Write out every line below that includes the word "page".

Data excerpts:
-- Begin --
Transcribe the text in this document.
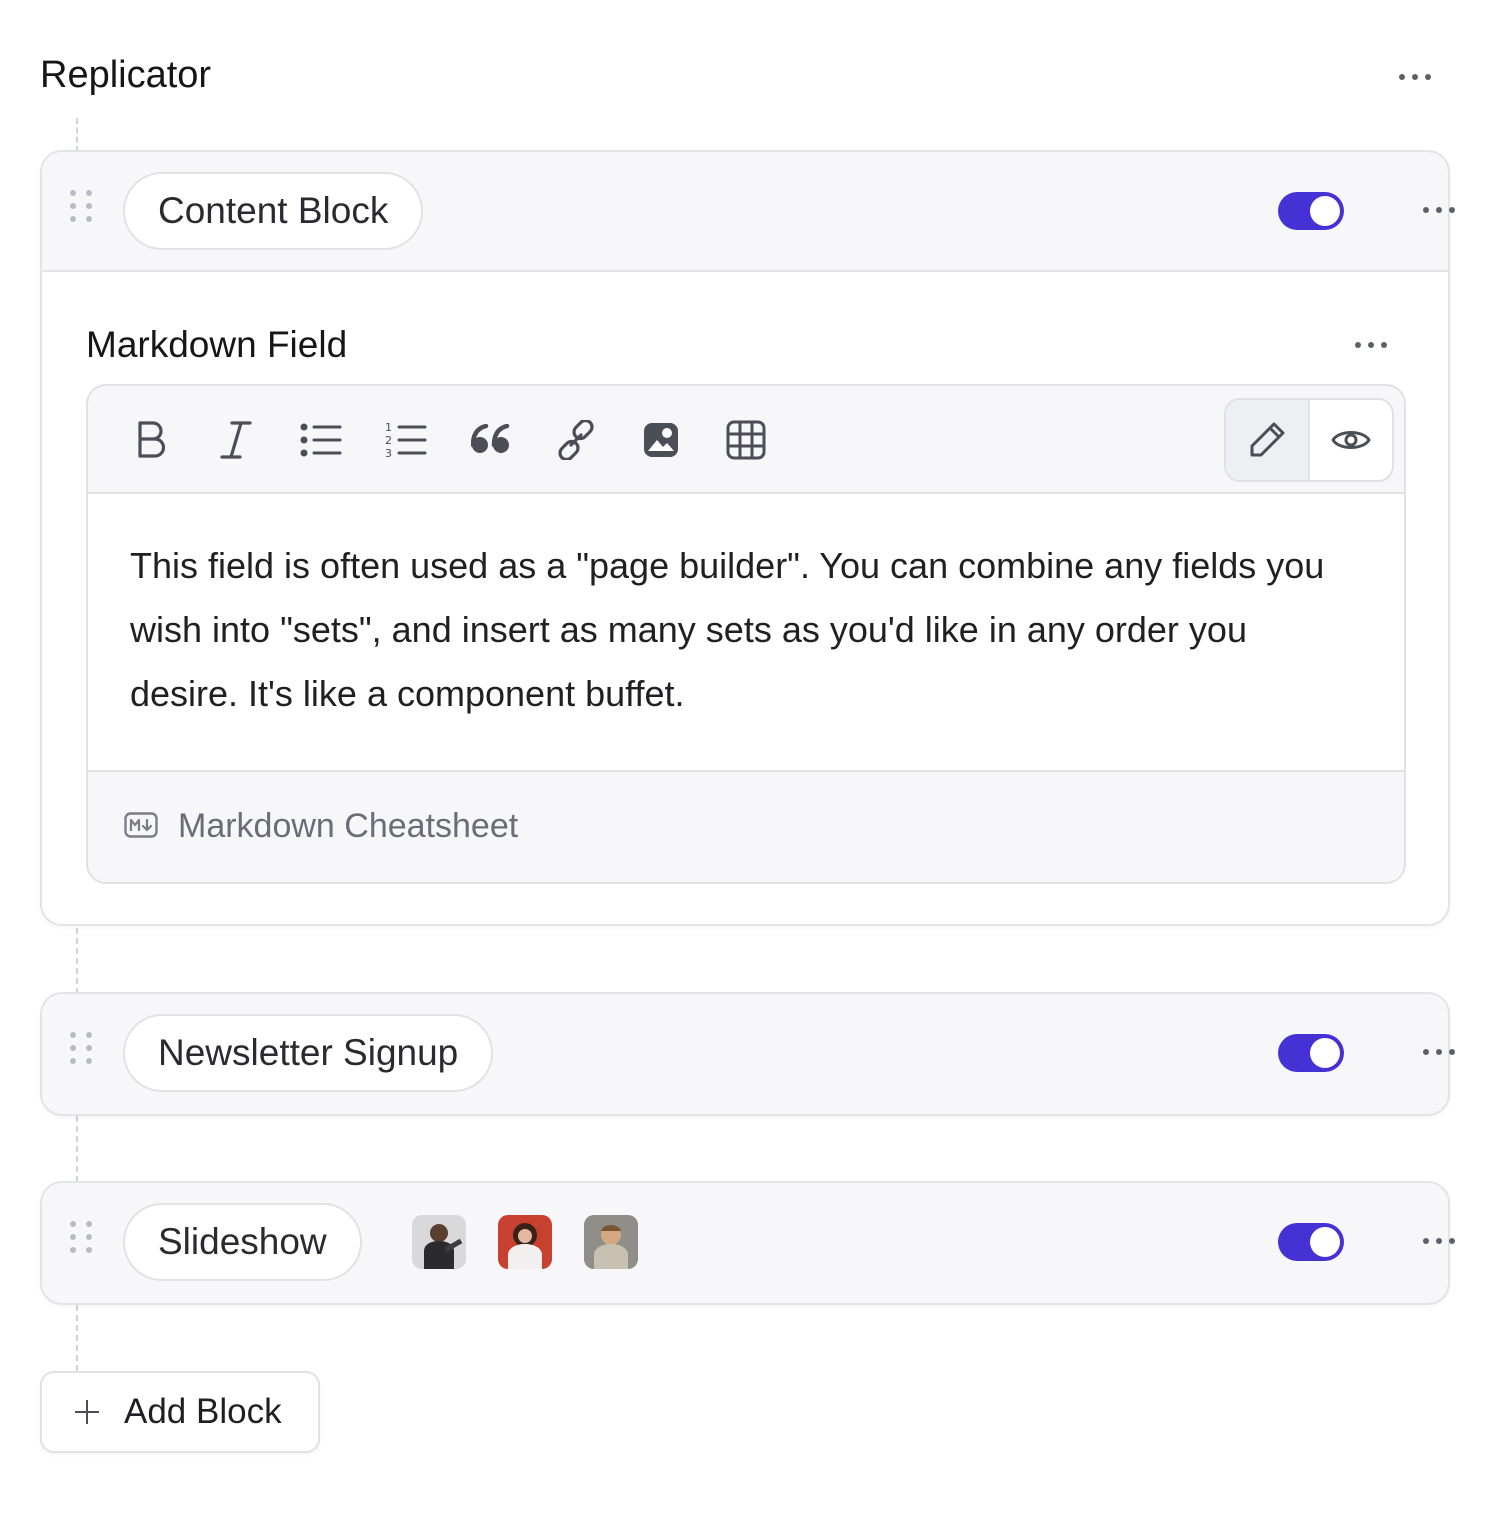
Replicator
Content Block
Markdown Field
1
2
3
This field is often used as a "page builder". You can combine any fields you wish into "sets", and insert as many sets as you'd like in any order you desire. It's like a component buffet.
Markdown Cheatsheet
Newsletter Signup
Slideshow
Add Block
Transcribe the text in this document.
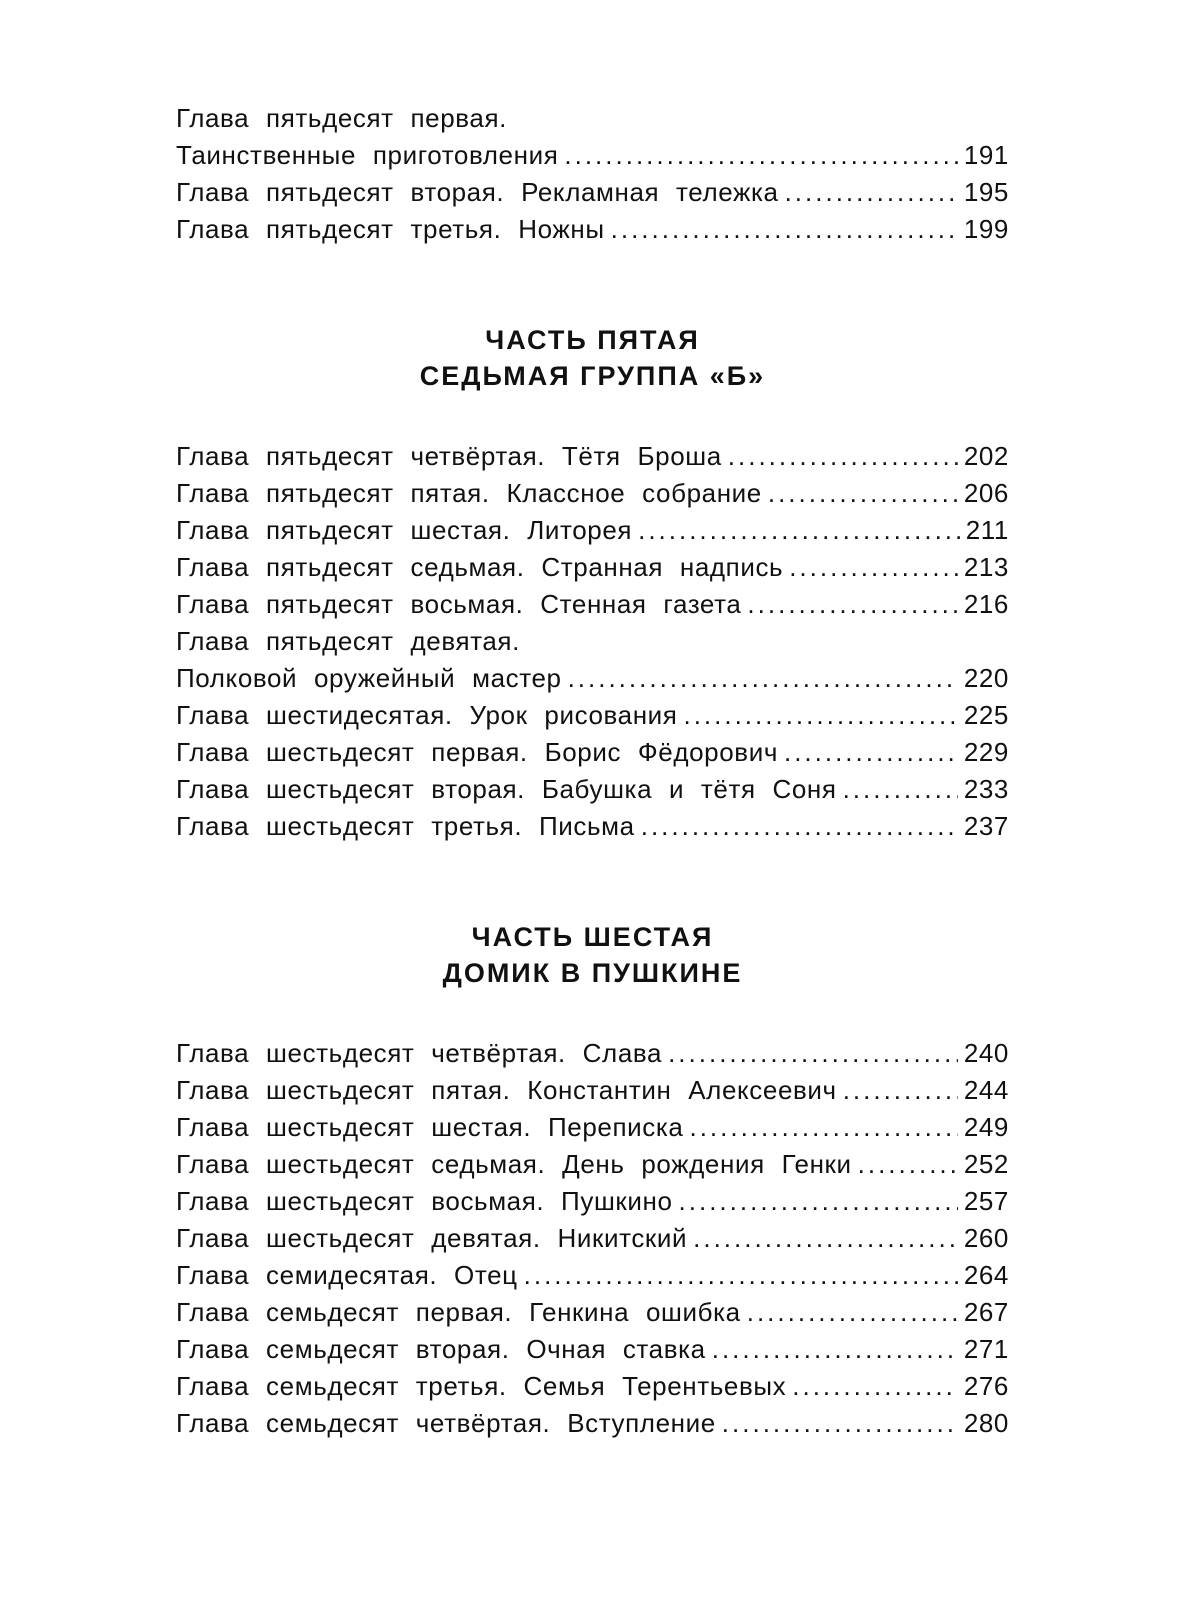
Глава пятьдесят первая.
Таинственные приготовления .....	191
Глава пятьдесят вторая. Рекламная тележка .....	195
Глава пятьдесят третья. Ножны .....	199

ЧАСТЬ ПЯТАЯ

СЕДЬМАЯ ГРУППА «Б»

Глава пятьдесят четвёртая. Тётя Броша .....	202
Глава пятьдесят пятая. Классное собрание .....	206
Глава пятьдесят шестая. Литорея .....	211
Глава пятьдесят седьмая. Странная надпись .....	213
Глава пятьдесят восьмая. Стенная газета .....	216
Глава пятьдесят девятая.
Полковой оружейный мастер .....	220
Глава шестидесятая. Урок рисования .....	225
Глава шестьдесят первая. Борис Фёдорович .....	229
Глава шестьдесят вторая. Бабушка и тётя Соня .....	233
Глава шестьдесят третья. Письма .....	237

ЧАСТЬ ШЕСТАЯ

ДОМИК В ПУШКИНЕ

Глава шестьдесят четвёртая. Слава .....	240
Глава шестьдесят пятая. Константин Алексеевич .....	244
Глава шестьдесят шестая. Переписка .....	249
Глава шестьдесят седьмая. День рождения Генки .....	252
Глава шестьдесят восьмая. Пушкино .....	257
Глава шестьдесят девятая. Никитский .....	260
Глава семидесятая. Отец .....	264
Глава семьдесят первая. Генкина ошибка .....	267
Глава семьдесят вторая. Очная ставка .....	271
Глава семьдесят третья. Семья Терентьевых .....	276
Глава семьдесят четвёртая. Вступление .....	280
-- End --
-- Begin --
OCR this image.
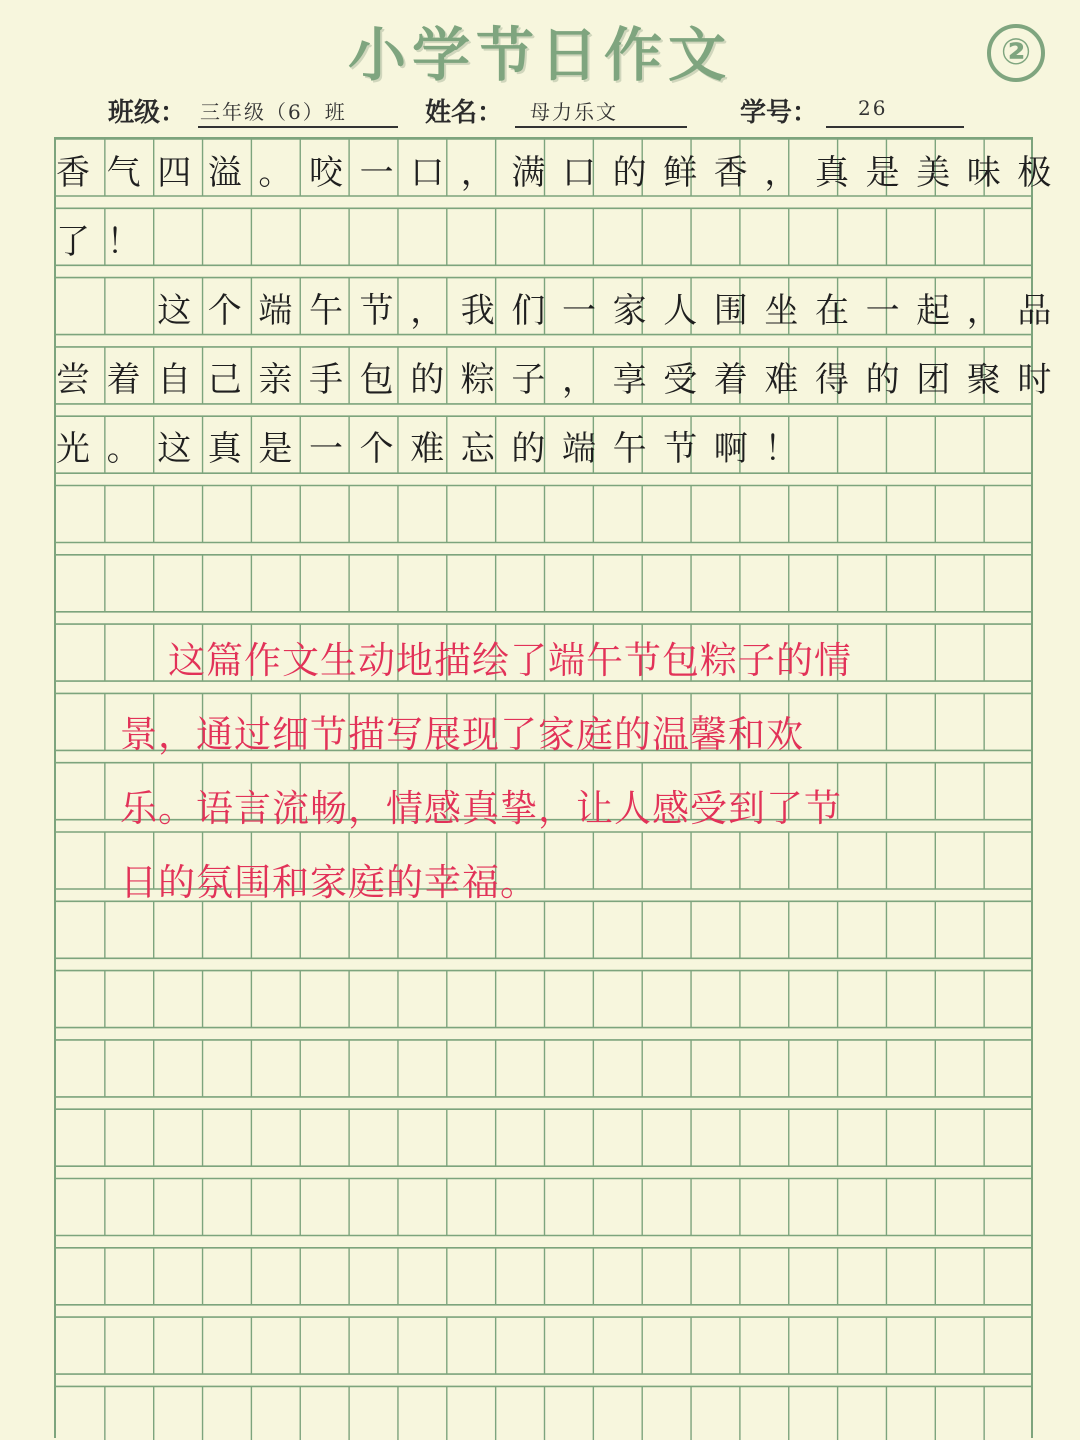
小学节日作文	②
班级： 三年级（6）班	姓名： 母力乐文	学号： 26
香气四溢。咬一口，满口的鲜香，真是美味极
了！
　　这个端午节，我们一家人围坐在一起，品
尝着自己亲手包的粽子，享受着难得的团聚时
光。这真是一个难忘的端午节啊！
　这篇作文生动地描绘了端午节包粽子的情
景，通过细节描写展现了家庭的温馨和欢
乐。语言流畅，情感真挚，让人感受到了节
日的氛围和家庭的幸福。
-- End --
-- Begin --
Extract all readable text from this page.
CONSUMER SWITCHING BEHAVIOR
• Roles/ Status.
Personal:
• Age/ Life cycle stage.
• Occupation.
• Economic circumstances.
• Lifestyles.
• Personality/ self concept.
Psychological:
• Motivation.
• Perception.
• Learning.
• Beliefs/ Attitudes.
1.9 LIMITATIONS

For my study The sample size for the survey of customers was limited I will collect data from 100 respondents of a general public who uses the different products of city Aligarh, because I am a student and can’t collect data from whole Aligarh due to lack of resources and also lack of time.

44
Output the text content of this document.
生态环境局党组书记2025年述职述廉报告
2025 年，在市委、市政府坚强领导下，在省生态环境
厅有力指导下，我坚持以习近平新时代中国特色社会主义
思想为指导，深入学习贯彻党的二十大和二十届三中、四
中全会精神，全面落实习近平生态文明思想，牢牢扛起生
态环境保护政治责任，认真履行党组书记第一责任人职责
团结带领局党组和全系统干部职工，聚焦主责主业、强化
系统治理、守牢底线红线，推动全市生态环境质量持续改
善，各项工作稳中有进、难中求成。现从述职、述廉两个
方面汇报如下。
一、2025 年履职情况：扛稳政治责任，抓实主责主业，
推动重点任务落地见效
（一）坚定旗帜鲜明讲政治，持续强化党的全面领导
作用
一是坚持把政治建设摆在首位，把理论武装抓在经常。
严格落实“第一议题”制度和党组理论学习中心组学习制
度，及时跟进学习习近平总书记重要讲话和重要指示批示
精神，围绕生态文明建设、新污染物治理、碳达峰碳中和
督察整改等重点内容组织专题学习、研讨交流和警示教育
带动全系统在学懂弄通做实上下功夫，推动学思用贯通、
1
-- End --
- RESULT OF THE EXERCISE
This field is often used as a "page builder". You can combine any fields you wish into "sets", and insert as many sets as you'd like in any order you desire. It's like a component buffet.
Extract all readable text from this page.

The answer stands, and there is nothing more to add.